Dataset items
-- start --
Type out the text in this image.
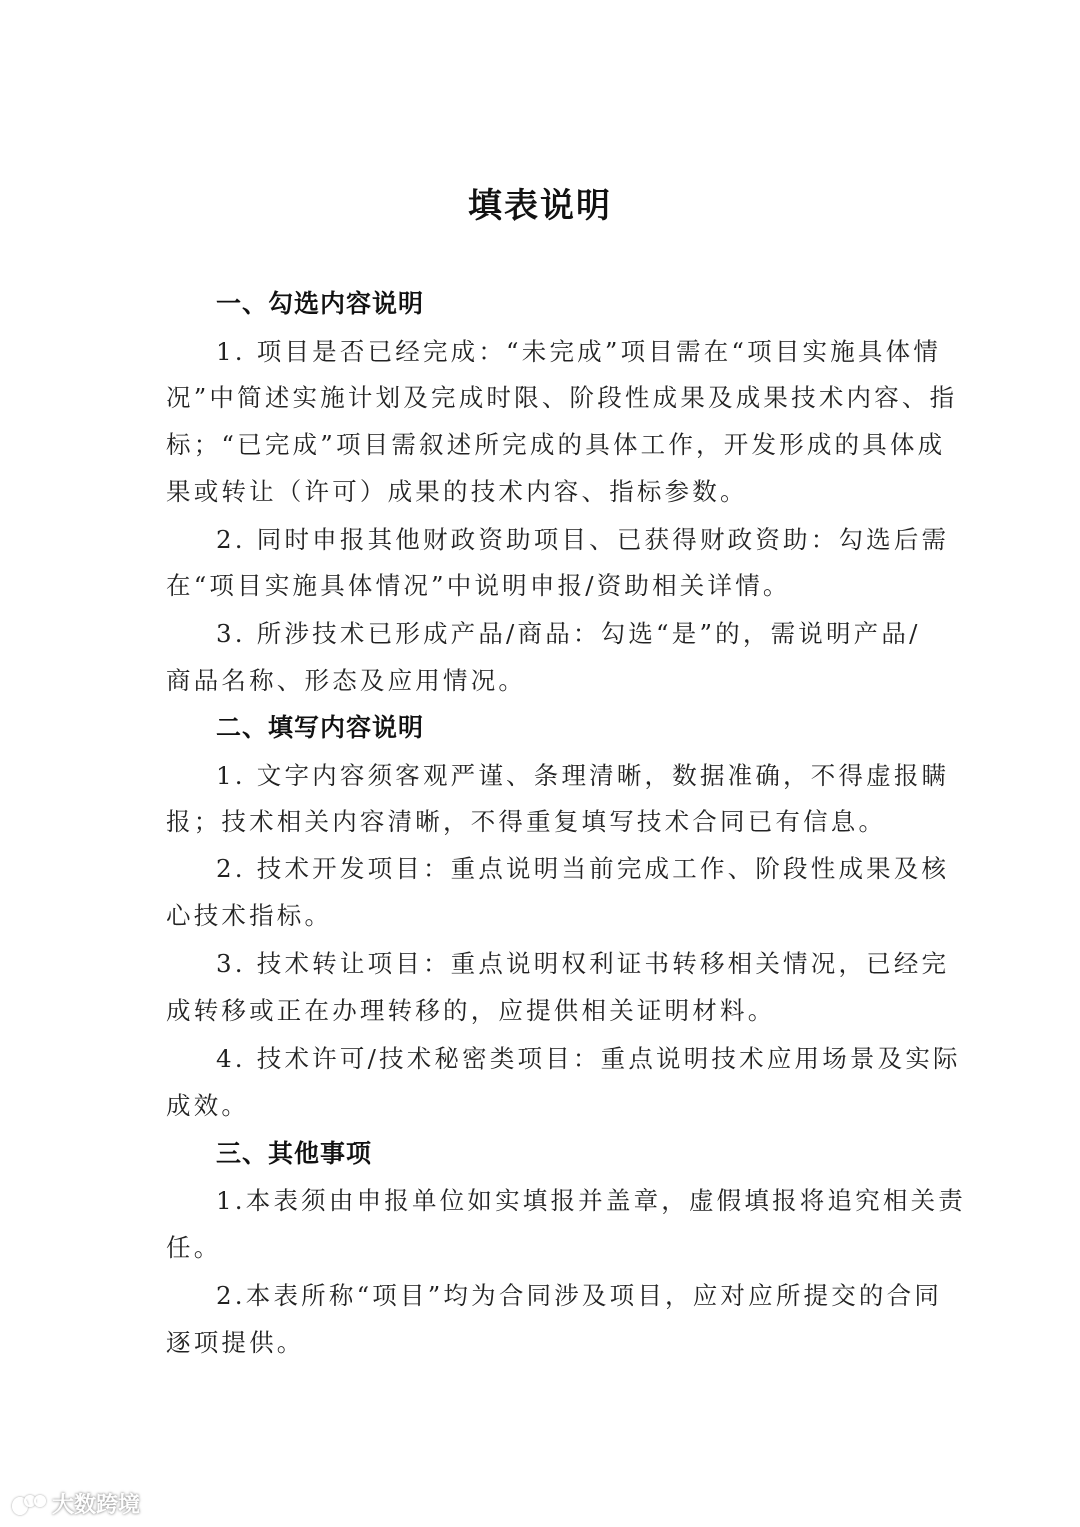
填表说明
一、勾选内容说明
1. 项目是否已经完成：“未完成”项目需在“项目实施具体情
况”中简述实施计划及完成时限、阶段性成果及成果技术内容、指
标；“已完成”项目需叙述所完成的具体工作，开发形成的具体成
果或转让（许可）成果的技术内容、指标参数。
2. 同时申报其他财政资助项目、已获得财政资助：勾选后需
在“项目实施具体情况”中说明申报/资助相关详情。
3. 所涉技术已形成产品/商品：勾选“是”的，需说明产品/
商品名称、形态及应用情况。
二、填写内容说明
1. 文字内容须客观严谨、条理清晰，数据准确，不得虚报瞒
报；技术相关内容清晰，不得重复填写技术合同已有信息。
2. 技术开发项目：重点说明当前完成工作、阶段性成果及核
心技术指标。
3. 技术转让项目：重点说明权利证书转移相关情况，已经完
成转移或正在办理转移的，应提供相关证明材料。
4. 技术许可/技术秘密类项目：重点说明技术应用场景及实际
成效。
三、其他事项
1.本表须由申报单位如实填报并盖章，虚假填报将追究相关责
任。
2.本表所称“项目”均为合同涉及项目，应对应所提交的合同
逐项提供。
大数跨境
-- end --
-- start --
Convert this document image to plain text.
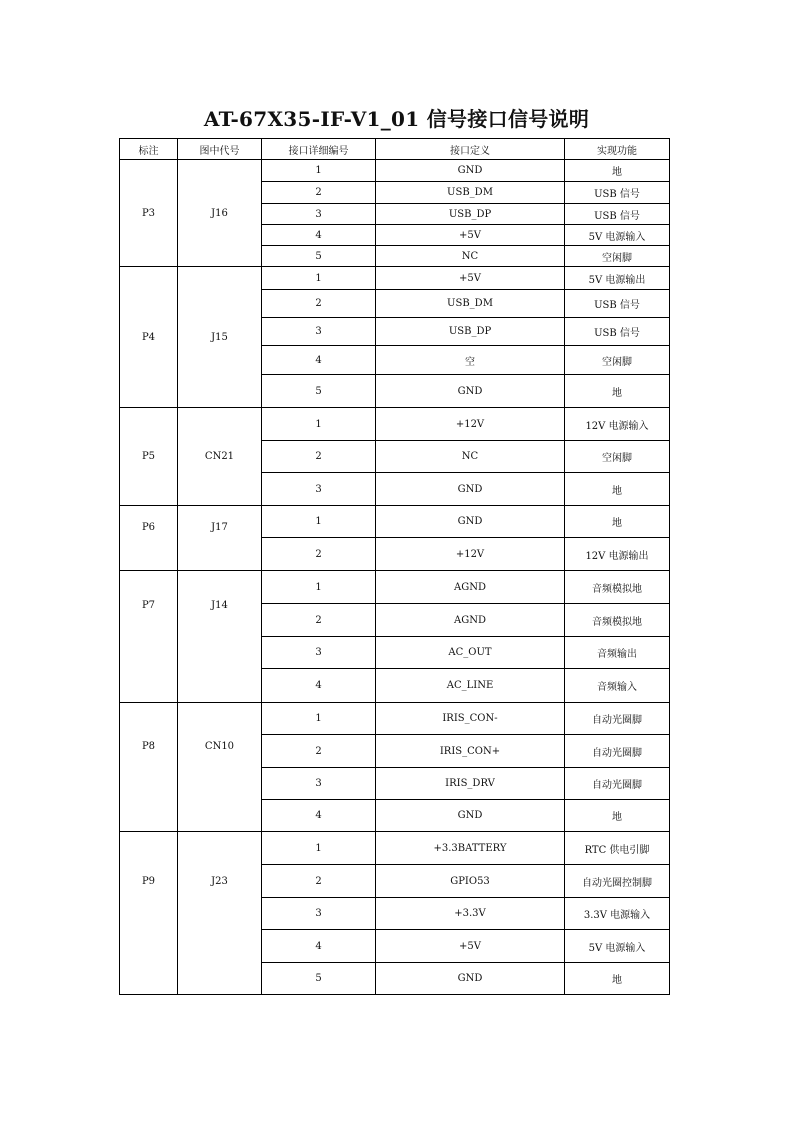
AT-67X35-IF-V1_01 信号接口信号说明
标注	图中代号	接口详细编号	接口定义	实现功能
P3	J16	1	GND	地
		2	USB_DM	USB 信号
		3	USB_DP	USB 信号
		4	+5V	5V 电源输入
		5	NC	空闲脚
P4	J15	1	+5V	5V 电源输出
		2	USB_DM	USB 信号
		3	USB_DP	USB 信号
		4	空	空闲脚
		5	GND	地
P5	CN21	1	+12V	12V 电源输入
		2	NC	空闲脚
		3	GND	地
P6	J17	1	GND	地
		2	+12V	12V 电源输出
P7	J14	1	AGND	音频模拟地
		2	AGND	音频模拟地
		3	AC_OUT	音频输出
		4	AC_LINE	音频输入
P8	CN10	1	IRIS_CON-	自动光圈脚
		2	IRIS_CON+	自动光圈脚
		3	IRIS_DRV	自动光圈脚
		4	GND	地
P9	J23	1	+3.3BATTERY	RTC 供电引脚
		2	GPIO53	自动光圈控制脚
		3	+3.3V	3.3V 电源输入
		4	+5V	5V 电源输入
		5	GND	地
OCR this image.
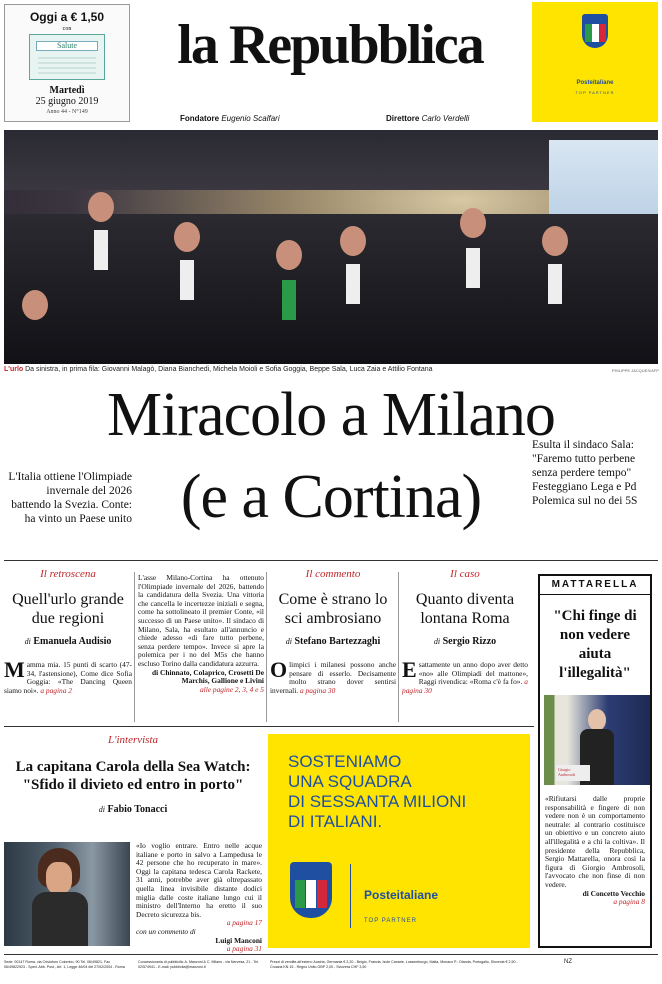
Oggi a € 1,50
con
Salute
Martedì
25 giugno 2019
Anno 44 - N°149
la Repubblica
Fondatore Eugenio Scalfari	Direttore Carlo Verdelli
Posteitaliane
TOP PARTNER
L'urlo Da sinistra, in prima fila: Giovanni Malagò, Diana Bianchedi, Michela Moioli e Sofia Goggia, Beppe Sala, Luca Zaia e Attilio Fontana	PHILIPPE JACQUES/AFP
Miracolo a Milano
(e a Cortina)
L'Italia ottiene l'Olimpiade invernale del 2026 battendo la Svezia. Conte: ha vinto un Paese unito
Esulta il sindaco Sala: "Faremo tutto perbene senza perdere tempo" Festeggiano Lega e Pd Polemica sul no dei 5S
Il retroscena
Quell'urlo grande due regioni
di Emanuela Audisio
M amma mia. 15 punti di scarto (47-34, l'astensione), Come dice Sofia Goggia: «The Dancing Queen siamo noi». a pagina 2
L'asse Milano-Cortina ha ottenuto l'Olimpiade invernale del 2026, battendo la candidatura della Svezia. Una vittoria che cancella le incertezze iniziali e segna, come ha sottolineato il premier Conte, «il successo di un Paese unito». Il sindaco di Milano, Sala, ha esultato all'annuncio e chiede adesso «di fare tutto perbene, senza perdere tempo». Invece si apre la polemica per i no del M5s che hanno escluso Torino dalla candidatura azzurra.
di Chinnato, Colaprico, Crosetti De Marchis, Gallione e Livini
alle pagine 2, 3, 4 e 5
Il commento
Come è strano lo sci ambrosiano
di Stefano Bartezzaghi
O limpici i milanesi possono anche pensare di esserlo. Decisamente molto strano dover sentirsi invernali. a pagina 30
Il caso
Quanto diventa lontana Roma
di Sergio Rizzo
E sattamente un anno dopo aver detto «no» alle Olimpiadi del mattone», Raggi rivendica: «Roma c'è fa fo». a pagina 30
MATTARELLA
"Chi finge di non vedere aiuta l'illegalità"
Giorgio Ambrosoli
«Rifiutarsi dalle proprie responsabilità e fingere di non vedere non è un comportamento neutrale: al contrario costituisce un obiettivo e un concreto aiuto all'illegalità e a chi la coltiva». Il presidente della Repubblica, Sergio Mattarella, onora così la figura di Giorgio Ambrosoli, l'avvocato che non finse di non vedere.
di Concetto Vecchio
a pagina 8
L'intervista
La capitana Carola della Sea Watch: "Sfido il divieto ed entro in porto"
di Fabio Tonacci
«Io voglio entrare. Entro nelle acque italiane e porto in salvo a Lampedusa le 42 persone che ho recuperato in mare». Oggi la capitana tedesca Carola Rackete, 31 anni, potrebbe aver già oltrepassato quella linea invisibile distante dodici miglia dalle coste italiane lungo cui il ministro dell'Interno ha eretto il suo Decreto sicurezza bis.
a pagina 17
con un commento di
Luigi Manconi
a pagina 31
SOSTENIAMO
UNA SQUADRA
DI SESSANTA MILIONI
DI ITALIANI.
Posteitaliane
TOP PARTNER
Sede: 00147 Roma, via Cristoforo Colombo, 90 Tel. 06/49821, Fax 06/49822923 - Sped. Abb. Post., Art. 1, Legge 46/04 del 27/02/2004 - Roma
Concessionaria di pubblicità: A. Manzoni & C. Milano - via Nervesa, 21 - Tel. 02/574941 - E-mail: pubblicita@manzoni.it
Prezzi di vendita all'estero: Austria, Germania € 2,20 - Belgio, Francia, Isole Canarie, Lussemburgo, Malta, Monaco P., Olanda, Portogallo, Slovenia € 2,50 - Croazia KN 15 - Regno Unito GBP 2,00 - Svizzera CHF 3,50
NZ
-- end --
__Your goal__. Scan the material above for the string "urlo" and return the lines that hold it.

__Response below__.
L'urlo Da sinistra, in prima fila: Giovanni Malagò, Diana Bianchedi, Michela Moioli e Sofia Goggia, Beppe Sala, Luca Zaia e Attilio Fontana	PHILIPPE JACQUES/AFP
Quell'urlo grande due regioni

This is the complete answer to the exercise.